*** EXERCISE INPUT

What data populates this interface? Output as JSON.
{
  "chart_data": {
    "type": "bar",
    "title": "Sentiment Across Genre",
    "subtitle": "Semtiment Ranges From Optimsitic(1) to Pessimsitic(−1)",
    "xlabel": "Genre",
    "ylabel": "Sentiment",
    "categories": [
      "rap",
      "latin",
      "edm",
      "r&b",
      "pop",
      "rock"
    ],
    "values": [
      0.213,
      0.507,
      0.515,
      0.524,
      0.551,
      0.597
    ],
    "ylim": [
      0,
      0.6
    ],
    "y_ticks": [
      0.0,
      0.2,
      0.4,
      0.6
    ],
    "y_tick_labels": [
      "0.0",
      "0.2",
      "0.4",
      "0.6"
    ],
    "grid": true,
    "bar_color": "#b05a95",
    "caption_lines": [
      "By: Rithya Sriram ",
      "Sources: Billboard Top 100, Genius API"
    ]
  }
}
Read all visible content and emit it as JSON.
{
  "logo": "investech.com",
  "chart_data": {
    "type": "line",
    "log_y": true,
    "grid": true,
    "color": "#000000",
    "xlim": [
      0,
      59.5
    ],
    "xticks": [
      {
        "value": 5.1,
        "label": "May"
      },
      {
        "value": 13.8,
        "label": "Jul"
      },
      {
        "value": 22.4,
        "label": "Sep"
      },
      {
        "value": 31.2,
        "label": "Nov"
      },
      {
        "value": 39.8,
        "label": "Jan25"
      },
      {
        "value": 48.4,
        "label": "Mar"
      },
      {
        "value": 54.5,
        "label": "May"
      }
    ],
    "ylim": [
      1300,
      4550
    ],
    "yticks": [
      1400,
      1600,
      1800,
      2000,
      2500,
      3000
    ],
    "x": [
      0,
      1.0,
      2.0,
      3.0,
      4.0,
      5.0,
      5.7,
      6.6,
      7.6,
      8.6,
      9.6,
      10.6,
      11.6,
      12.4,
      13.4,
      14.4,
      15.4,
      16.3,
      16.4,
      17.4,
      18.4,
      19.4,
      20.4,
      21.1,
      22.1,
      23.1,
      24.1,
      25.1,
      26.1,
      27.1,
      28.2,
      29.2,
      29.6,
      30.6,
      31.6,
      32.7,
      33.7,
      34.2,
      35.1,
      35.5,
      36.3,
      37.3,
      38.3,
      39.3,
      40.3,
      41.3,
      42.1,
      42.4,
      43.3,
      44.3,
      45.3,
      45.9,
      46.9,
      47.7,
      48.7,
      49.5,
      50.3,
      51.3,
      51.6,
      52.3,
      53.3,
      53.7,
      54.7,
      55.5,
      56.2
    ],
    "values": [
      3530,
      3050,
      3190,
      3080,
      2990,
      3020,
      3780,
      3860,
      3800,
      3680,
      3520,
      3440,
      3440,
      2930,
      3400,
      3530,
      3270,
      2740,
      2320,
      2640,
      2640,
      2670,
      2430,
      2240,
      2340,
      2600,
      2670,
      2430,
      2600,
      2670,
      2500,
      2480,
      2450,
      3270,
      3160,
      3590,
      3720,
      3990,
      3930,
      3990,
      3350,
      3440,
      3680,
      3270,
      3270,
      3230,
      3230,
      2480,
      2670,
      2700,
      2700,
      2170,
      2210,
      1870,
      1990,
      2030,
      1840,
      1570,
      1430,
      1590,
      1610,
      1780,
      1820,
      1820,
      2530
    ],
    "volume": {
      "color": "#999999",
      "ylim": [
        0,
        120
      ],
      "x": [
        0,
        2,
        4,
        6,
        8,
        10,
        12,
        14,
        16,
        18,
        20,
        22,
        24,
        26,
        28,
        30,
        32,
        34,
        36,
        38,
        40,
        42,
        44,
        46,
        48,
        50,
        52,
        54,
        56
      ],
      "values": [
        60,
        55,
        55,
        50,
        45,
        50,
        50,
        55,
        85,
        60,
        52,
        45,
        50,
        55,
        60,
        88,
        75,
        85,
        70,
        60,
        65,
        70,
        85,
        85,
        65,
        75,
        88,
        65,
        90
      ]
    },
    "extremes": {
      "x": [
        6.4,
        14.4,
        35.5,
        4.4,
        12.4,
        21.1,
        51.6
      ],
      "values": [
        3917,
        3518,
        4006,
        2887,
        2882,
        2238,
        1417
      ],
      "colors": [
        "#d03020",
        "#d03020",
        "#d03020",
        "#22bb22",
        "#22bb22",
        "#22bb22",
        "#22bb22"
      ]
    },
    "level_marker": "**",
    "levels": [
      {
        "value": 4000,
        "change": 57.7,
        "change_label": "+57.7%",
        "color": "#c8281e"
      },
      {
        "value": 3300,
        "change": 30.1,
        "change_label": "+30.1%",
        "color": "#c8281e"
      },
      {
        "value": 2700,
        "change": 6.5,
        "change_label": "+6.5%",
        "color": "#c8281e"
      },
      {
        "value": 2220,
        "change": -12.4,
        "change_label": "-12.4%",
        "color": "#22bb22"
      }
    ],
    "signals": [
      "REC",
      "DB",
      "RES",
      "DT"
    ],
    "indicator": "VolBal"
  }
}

******

Using the data above, return each line exactly as written.

[FINAL RESULT]
What data populates this interface? Output as JSON.
{
  "chart_data": {
    "type": "bar",
    "title": "Sentiment Across Genre",
    "subtitle": "Semtiment Ranges From Optimsitic(1) to Pessimsitic(−1)",
    "xlabel": "Genre",
    "ylabel": "Sentiment",
    "categories": [
      "rap",
      "latin",
      "edm",
      "r&b",
      "pop",
      "rock"
    ],
    "values": [
      0.213,
      0.507,
      0.515,
      0.524,
      0.551,
      0.597
    ],
    "ylim": [
      0,
      0.6
    ],
    "y_ticks": [
      0.0,
      0.2,
      0.4,
      0.6
    ],
    "y_tick_labels": [
      "0.0",
      "0.2",
      "0.4",
      "0.6"
    ],
    "grid": true,
    "bar_color": "#b05a95",
    "caption_lines": [
      "By: Rithya Sriram ",
      "Sources: Billboard Top 100, Genius API"
    ]
  }
}
Read all visible content and emit it as JSON.
{
  "logo": "investech.com",
  "chart_data": {
    "type": "line",
    "log_y": true,
    "grid": true,
    "color": "#000000",
    "xlim": [
      0,
      59.5
    ],
    "xticks": [
      {
        "value": 5.1,
        "label": "May"
      },
      {
        "value": 13.8,
        "label": "Jul"
      },
      {
        "value": 22.4,
        "label": "Sep"
      },
      {
        "value": 31.2,
        "label": "Nov"
      },
      {
        "value": 39.8,
        "label": "Jan25"
      },
      {
        "value": 48.4,
        "label": "Mar"
      },
      {
        "value": 54.5,
        "label": "May"
      }
    ],
    "ylim": [
      1300,
      4550
    ],
    "yticks": [
      1400,
      1600,
      1800,
      2000,
      2500,
      3000
    ],
    "x": [
      0,
      1.0,
      2.0,
      3.0,
      4.0,
      5.0,
      5.7,
      6.6,
      7.6,
      8.6,
      9.6,
      10.6,
      11.6,
      12.4,
      13.4,
      14.4,
      15.4,
      16.3,
      16.4,
      17.4,
      18.4,
      19.4,
      20.4,
      21.1,
      22.1,
      23.1,
      24.1,
      25.1,
      26.1,
      27.1,
      28.2,
      29.2,
      29.6,
      30.6,
      31.6,
      32.7,
      33.7,
      34.2,
      35.1,
      35.5,
      36.3,
      37.3,
      38.3,
      39.3,
      40.3,
      41.3,
      42.1,
      42.4,
      43.3,
      44.3,
      45.3,
      45.9,
      46.9,
      47.7,
      48.7,
      49.5,
      50.3,
      51.3,
      51.6,
      52.3,
      53.3,
      53.7,
      54.7,
      55.5,
      56.2
    ],
    "values": [
      3530,
      3050,
      3190,
      3080,
      2990,
      3020,
      3780,
      3860,
      3800,
      3680,
      3520,
      3440,
      3440,
      2930,
      3400,
      3530,
      3270,
      2740,
      2320,
      2640,
      2640,
      2670,
      2430,
      2240,
      2340,
      2600,
      2670,
      2430,
      2600,
      2670,
      2500,
      2480,
      2450,
      3270,
      3160,
      3590,
      3720,
      3990,
      3930,
      3990,
      3350,
      3440,
      3680,
      3270,
      3270,
      3230,
      3230,
      2480,
      2670,
      2700,
      2700,
      2170,
      2210,
      1870,
      1990,
      2030,
      1840,
      1570,
      1430,
      1590,
      1610,
      1780,
      1820,
      1820,
      2530
    ],
    "volume": {
      "color": "#999999",
      "ylim": [
        0,
        120
      ],
      "x": [
        0,
        2,
        4,
        6,
        8,
        10,
        12,
        14,
        16,
        18,
        20,
        22,
        24,
        26,
        28,
        30,
        32,
        34,
        36,
        38,
        40,
        42,
        44,
        46,
        48,
        50,
        52,
        54,
        56
      ],
      "values": [
        60,
        55,
        55,
        50,
        45,
        50,
        50,
        55,
        85,
        60,
        52,
        45,
        50,
        55,
        60,
        88,
        75,
        85,
        70,
        60,
        65,
        70,
        85,
        85,
        65,
        75,
        88,
        65,
        90
      ]
    },
    "extremes": {
      "x": [
        6.4,
        14.4,
        35.5,
        4.4,
        12.4,
        21.1,
        51.6
      ],
      "values": [
        3917,
        3518,
        4006,
        2887,
        2882,
        2238,
        1417
      ],
      "colors": [
        "#d03020",
        "#d03020",
        "#d03020",
        "#22bb22",
        "#22bb22",
        "#22bb22",
        "#22bb22"
      ]
    },
    "level_marker": "**",
    "levels": [
      {
        "value": 4000,
        "change": 57.7,
        "change_label": "+57.7%",
        "color": "#c8281e"
      },
      {
        "value": 3300,
        "change": 30.1,
        "change_label": "+30.1%",
        "color": "#c8281e"
      },
      {
        "value": 2700,
        "change": 6.5,
        "change_label": "+6.5%",
        "color": "#c8281e"
      },
      {
        "value": 2220,
        "change": -12.4,
        "change_label": "-12.4%",
        "color": "#22bb22"
      }
    ],
    "signals": [
      "REC",
      "DB",
      "RES",
      "DT"
    ],
    "indicator": "VolBal"
  }
}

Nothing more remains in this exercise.